━━ DATA FOR PROCESSING

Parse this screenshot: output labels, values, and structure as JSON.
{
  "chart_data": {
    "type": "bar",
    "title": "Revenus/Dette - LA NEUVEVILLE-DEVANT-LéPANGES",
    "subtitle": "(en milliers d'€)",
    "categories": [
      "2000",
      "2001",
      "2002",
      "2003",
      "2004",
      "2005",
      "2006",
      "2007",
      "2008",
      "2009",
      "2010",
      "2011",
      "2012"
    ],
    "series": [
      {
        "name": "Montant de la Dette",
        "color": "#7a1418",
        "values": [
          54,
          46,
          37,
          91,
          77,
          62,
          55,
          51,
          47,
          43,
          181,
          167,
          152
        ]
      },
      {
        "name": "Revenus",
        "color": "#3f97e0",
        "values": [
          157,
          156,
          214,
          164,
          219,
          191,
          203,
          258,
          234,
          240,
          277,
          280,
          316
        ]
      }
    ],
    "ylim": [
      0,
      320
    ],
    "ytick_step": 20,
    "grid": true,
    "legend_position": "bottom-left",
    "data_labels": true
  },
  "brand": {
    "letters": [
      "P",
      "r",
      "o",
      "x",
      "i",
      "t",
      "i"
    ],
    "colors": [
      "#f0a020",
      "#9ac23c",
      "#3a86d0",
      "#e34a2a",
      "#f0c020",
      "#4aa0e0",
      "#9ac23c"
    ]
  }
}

━━━━

# PROMPT:
Copy each line of the records containing the string "Dette".

# EXERCISE SOLUTION:
    "title": "Revenus/Dette - LA NEUVEVILLE-DEVANT-LéPANGES",
        "name": "Montant de la Dette",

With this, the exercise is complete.